__Aim__. Will you write out the data exactly, excluding every picture?

-- Start Given records --

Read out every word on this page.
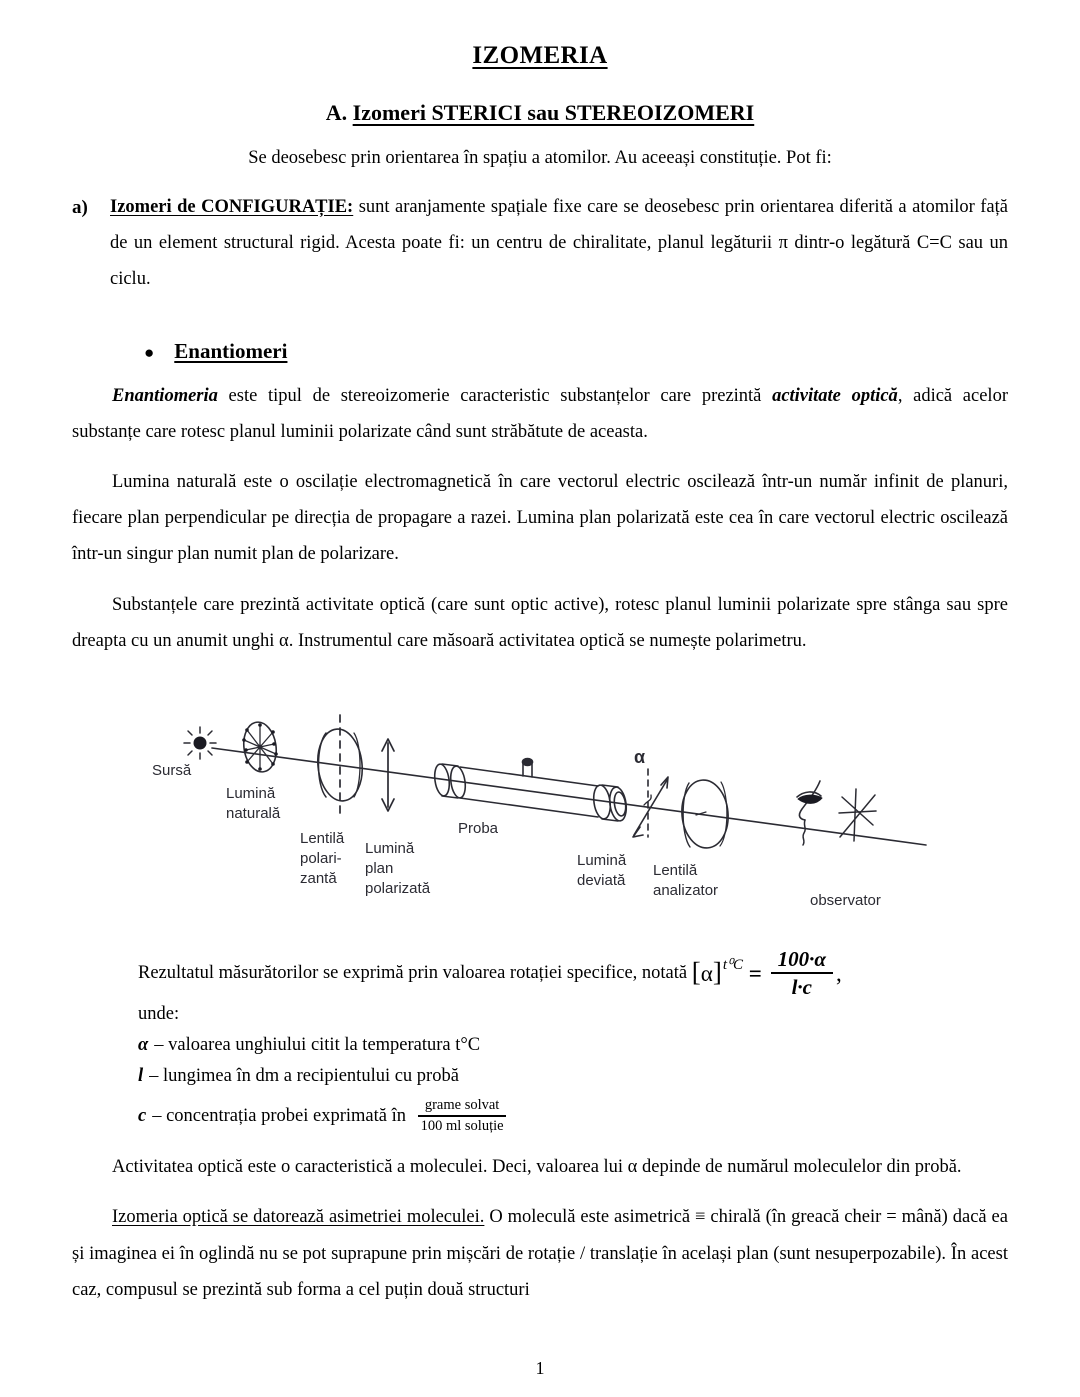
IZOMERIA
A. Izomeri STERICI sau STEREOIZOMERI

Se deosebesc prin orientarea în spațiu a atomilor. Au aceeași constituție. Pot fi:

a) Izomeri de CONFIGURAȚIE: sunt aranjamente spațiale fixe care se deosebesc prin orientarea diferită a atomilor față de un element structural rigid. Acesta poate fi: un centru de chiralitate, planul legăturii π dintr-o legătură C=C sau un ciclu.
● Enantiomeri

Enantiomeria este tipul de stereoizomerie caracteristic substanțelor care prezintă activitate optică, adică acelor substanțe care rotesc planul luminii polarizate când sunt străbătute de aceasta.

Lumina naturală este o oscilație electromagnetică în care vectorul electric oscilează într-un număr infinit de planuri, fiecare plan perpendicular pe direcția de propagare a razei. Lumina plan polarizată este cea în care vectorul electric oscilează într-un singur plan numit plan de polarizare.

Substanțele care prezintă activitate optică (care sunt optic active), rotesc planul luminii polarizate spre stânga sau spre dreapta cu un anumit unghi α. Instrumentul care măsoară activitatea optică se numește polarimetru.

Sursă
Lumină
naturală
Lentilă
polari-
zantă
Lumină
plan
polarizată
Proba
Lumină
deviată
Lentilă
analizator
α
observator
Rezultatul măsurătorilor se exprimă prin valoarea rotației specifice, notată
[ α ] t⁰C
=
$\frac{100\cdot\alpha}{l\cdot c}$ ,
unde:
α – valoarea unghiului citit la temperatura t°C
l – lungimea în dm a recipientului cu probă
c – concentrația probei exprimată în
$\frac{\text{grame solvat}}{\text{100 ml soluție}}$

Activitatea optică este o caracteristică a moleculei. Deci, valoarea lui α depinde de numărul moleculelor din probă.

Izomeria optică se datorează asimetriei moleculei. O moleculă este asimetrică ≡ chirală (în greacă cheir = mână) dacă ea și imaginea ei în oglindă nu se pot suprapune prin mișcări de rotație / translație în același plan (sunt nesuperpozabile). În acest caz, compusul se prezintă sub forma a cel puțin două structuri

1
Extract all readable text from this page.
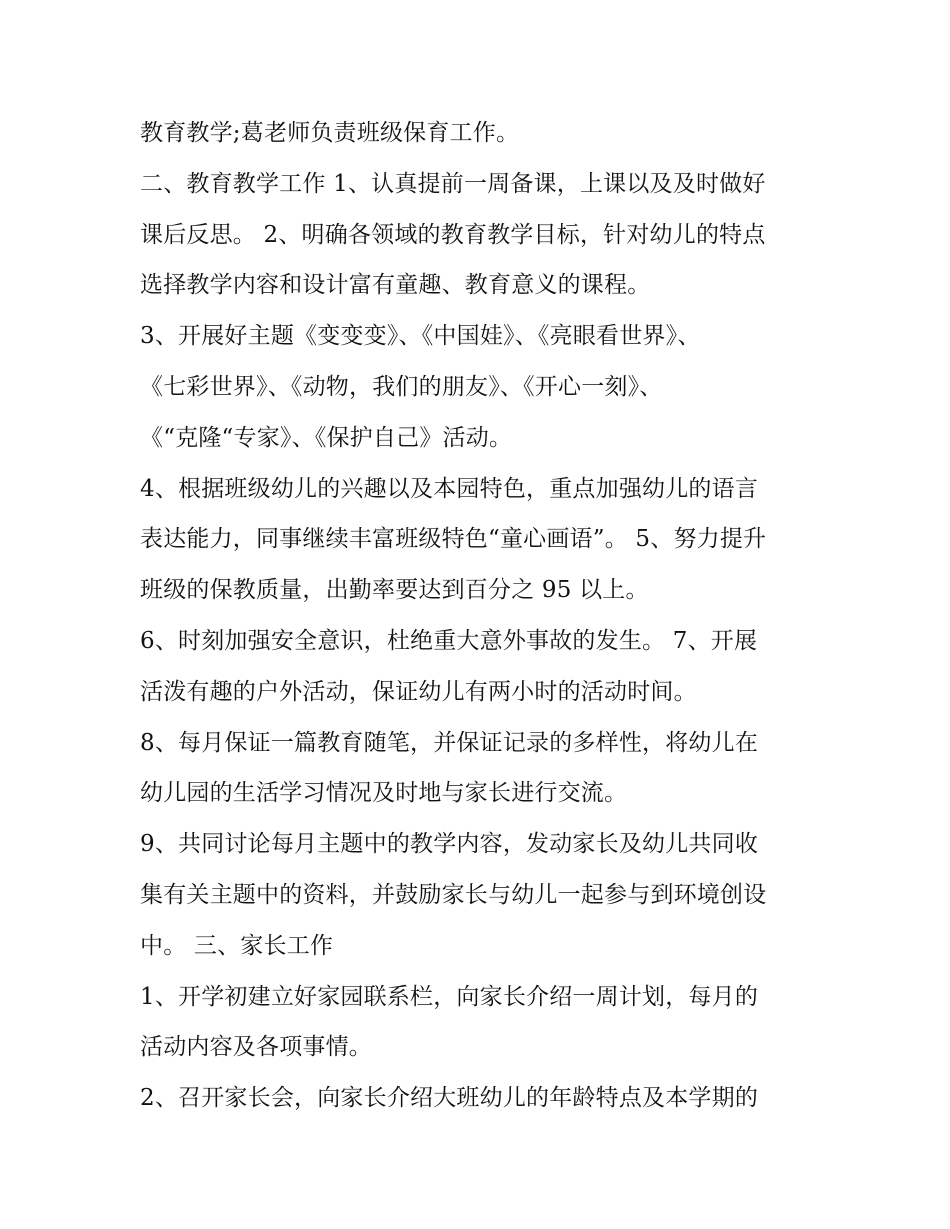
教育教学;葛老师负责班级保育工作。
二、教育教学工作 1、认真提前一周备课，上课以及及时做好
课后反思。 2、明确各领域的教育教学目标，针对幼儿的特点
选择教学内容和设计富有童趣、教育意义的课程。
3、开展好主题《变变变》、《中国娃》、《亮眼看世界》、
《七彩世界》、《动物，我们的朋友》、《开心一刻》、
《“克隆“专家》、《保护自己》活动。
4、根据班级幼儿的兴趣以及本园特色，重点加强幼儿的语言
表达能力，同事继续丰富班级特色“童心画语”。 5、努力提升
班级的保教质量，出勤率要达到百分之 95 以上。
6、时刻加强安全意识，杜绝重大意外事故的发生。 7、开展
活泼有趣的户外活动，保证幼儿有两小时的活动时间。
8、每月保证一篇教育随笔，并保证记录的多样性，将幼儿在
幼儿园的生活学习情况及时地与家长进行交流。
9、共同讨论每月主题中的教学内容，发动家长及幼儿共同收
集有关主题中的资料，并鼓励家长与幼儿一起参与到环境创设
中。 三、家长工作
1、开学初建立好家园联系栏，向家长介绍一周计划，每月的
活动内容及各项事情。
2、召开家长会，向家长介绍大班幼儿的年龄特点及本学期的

-- End Given records --

__Task result__.
Read out every word on this page.
IZOMERIA
A. Izomeri STERICI sau STEREOIZOMERI

Se deosebesc prin orientarea în spațiu a atomilor. Au aceeași constituție. Pot fi:

a) Izomeri de CONFIGURAȚIE: sunt aranjamente spațiale fixe care se deosebesc prin orientarea diferită a atomilor față de un element structural rigid. Acesta poate fi: un centru de chiralitate, planul legăturii π dintr-o legătură C=C sau un ciclu.
● Enantiomeri

Enantiomeria este tipul de stereoizomerie caracteristic substanțelor care prezintă activitate optică, adică acelor substanțe care rotesc planul luminii polarizate când sunt străbătute de aceasta.

Lumina naturală este o oscilație electromagnetică în care vectorul electric oscilează într-un număr infinit de planuri, fiecare plan perpendicular pe direcția de propagare a razei. Lumina plan polarizată este cea în care vectorul electric oscilează într-un singur plan numit plan de polarizare.

Substanțele care prezintă activitate optică (care sunt optic active), rotesc planul luminii polarizate spre stânga sau spre dreapta cu un anumit unghi α. Instrumentul care măsoară activitatea optică se numește polarimetru.

Sursă
Lumină
naturală
Lentilă
polari-
zantă
Lumină
plan
polarizată
Proba
Lumină
deviată
Lentilă
analizator
α
observator
Rezultatul măsurătorilor se exprimă prin valoarea rotației specifice, notată
[ α ] t⁰C
=
$\frac{100\cdot\alpha}{l\cdot c}$ ,
unde:
α – valoarea unghiului citit la temperatura t°C
l – lungimea în dm a recipientului cu probă
c – concentrația probei exprimată în
$\frac{\text{grame solvat}}{\text{100 ml soluție}}$

Activitatea optică este o caracteristică a moleculei. Deci, valoarea lui α depinde de numărul moleculelor din probă.

Izomeria optică se datorează asimetriei moleculei. O moleculă este asimetrică ≡ chirală (în greacă cheir = mână) dacă ea și imaginea ei în oglindă nu se pot suprapune prin mișcări de rotație / translație în același plan (sunt nesuperpozabile). În acest caz, compusul se prezintă sub forma a cel puțin două structuri

1
Extract all readable text from this page.
教育教学;葛老师负责班级保育工作。
二、教育教学工作 1、认真提前一周备课，上课以及及时做好
课后反思。 2、明确各领域的教育教学目标，针对幼儿的特点
选择教学内容和设计富有童趣、教育意义的课程。
3、开展好主题《变变变》、《中国娃》、《亮眼看世界》、
《七彩世界》、《动物，我们的朋友》、《开心一刻》、
《“克隆“专家》、《保护自己》活动。
4、根据班级幼儿的兴趣以及本园特色，重点加强幼儿的语言
表达能力，同事继续丰富班级特色“童心画语”。 5、努力提升
班级的保教质量，出勤率要达到百分之 95 以上。
6、时刻加强安全意识，杜绝重大意外事故的发生。 7、开展
活泼有趣的户外活动，保证幼儿有两小时的活动时间。
8、每月保证一篇教育随笔，并保证记录的多样性，将幼儿在
幼儿园的生活学习情况及时地与家长进行交流。
9、共同讨论每月主题中的教学内容，发动家长及幼儿共同收
集有关主题中的资料，并鼓励家长与幼儿一起参与到环境创设
中。 三、家长工作
1、开学初建立好家园联系栏，向家长介绍一周计划，每月的
活动内容及各项事情。
2、召开家长会，向家长介绍大班幼儿的年龄特点及本学期的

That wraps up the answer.